● Dataset rows

++++++++++

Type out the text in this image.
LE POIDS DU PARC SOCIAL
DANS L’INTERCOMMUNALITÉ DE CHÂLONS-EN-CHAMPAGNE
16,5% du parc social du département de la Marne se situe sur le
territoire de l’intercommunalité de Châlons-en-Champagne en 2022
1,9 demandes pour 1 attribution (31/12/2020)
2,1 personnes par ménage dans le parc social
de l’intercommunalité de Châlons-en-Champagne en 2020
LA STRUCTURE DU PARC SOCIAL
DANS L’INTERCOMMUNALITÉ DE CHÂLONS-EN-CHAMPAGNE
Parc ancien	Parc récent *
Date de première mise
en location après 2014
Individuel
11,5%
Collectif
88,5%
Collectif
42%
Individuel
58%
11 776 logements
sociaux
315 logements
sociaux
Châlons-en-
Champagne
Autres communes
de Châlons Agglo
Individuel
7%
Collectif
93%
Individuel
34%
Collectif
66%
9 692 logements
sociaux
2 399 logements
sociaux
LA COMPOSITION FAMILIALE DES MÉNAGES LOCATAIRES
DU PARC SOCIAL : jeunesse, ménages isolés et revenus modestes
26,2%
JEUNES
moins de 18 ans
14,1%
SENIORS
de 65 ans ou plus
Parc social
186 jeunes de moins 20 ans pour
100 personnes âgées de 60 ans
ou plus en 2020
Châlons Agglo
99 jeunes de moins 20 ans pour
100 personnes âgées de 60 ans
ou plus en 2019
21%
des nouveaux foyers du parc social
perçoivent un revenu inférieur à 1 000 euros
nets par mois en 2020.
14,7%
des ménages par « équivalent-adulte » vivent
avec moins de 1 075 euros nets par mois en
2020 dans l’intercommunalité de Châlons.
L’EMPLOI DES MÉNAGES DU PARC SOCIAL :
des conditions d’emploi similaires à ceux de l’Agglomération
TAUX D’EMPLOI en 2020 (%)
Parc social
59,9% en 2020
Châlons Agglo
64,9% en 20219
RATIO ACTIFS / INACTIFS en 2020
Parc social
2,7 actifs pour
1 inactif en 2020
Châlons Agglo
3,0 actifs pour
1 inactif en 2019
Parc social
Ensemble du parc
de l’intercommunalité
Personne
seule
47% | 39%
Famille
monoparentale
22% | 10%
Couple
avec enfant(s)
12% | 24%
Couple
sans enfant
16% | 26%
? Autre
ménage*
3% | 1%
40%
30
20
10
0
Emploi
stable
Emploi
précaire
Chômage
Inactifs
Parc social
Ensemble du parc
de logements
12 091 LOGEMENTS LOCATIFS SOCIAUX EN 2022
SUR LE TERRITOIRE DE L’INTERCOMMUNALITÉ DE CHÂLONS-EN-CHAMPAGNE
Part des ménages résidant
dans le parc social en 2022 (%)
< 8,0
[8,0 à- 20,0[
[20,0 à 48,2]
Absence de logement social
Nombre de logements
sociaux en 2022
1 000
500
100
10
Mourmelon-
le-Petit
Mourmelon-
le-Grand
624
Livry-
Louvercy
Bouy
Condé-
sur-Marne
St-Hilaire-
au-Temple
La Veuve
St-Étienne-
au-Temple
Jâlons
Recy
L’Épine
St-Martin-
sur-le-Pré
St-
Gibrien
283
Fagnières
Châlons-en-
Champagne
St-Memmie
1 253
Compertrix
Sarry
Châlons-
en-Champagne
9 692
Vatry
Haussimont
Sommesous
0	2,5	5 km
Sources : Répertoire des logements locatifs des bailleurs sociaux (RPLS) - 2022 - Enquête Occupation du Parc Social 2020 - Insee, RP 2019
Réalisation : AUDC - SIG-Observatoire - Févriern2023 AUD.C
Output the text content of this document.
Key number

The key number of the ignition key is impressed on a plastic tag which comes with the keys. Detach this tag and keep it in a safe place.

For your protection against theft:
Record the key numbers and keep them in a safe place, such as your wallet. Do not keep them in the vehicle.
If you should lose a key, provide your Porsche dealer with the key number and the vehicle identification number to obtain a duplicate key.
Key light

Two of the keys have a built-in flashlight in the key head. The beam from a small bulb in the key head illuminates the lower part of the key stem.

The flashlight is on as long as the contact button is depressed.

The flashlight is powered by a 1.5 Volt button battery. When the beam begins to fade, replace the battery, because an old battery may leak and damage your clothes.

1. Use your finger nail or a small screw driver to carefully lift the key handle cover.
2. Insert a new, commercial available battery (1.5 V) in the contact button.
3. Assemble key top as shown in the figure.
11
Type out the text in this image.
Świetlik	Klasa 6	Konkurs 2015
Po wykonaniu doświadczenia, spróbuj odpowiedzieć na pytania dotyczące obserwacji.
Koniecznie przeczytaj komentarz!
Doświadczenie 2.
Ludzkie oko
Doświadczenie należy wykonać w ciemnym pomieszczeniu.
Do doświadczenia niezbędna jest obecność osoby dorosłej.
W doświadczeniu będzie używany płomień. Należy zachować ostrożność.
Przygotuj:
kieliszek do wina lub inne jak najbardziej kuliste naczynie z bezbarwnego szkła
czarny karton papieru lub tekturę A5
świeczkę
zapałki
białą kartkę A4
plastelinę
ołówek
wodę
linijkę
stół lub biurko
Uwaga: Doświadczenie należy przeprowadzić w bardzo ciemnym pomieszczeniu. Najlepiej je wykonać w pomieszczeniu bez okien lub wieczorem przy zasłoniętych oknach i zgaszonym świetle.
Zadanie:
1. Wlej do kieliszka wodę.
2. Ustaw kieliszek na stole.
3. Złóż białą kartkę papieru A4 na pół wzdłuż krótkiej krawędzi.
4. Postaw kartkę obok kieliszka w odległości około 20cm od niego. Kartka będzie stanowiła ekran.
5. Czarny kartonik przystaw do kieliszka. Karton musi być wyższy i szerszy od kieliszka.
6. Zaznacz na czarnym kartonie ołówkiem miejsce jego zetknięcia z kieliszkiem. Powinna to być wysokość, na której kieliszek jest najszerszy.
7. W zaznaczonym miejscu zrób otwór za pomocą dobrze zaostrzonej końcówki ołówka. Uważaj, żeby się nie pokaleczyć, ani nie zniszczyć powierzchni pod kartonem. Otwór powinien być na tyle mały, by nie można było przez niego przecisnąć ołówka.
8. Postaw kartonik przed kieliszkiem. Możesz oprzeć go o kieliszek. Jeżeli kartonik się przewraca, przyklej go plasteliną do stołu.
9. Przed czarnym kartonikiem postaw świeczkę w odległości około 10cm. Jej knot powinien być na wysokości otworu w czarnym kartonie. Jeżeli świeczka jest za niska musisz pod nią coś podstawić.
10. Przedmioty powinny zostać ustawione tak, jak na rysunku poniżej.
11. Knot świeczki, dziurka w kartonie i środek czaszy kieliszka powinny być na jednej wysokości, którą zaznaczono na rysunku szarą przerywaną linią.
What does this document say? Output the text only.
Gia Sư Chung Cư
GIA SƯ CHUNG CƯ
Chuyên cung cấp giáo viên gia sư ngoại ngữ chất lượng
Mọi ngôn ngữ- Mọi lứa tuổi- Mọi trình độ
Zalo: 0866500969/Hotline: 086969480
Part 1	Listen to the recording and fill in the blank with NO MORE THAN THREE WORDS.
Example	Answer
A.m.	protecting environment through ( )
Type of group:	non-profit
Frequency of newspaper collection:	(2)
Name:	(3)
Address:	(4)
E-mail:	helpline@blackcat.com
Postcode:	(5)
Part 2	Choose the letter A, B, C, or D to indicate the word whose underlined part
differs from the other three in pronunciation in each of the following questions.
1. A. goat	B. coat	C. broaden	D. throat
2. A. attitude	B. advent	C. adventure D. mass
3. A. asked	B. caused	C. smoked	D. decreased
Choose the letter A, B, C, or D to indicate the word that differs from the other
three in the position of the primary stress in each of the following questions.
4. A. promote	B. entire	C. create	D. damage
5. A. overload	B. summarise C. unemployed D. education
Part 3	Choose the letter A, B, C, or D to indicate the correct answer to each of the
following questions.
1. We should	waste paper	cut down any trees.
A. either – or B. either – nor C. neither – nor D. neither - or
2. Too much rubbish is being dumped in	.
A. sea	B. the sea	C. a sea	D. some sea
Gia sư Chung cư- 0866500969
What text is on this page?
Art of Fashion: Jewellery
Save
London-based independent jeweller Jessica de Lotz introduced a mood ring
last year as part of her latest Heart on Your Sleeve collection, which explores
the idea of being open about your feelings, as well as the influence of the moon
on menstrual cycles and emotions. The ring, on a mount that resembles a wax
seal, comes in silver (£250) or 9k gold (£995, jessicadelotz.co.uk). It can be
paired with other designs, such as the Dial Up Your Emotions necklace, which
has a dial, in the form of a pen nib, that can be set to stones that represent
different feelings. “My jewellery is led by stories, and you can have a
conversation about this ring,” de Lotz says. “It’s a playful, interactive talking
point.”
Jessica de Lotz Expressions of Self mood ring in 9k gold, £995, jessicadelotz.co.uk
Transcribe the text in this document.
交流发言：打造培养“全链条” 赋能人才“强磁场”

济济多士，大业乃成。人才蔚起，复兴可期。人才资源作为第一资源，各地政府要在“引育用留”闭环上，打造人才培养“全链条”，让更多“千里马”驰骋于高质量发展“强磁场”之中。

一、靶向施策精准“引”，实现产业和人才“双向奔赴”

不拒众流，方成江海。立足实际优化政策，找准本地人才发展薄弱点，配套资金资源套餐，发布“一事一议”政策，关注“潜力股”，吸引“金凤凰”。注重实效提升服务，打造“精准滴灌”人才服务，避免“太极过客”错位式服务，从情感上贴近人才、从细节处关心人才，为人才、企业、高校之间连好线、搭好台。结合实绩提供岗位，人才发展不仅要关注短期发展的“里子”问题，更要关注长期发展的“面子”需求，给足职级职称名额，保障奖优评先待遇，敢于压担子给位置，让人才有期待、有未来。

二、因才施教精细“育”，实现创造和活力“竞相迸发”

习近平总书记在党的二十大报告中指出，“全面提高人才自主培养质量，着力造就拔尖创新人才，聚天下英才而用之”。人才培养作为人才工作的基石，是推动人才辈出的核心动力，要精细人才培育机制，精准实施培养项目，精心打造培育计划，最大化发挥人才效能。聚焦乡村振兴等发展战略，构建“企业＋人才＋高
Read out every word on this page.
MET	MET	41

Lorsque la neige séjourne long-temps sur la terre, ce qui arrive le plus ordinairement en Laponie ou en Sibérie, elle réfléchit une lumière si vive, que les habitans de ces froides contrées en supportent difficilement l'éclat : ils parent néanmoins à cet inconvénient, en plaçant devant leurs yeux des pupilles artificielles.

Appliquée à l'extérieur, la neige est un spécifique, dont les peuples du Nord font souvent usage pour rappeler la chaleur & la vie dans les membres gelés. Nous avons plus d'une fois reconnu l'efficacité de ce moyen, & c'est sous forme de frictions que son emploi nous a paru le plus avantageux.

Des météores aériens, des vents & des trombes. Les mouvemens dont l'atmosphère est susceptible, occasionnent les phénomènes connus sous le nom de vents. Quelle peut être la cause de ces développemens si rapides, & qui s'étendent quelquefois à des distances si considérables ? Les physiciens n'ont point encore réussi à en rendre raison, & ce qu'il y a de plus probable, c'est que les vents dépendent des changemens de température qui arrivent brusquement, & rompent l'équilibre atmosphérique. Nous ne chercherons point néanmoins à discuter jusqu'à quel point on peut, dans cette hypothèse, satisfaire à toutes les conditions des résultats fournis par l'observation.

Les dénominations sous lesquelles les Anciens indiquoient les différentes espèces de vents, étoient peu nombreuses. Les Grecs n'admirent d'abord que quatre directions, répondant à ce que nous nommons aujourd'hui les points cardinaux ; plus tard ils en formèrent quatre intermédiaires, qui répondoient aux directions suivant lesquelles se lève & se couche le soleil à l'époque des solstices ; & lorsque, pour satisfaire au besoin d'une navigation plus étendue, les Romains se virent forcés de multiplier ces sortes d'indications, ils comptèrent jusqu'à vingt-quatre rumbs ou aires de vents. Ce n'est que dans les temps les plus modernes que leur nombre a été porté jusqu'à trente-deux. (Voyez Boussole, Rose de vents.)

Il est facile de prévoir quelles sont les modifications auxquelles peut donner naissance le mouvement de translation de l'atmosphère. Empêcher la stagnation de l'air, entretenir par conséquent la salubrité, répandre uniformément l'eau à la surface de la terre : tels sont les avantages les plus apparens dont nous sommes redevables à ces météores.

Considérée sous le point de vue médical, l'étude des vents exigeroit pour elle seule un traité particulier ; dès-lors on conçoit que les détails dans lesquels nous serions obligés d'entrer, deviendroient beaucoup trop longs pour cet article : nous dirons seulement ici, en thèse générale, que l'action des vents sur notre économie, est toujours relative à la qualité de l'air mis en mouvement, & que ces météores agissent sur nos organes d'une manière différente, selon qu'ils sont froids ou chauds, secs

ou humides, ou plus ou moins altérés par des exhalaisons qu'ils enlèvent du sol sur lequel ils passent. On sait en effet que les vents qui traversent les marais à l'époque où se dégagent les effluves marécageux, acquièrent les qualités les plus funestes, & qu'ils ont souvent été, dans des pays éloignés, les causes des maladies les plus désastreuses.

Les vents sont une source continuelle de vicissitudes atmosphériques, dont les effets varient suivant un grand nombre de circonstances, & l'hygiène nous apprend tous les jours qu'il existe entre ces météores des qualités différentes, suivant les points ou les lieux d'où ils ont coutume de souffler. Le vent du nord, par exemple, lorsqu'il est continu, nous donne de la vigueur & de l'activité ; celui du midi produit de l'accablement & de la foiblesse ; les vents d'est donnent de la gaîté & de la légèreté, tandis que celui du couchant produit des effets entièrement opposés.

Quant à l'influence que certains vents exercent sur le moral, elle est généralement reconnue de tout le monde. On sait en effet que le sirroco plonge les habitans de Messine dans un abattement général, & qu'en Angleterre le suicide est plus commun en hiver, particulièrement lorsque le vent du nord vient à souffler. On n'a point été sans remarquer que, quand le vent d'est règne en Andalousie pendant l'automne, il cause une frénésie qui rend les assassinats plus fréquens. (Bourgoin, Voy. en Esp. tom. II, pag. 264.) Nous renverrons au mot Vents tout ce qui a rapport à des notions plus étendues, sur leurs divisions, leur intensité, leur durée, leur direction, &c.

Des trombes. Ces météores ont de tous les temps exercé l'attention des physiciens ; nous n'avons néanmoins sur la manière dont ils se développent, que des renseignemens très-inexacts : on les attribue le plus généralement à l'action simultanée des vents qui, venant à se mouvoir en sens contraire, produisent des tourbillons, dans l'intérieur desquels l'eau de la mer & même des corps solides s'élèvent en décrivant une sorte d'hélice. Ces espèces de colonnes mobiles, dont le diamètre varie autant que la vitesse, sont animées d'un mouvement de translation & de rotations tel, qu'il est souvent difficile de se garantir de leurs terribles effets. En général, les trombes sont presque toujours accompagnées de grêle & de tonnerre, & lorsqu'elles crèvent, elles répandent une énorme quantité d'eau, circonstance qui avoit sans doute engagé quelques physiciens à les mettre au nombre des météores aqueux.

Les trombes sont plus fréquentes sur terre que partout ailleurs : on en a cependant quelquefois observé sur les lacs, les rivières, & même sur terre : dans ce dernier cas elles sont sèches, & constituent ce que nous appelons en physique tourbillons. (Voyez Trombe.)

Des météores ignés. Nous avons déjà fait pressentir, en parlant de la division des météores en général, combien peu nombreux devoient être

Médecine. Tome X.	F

++++++++++

Collect each line containing the string "euros".

perçoivent un revenu inférieur à 1 000 euros
avec moins de 1 075 euros nets par mois en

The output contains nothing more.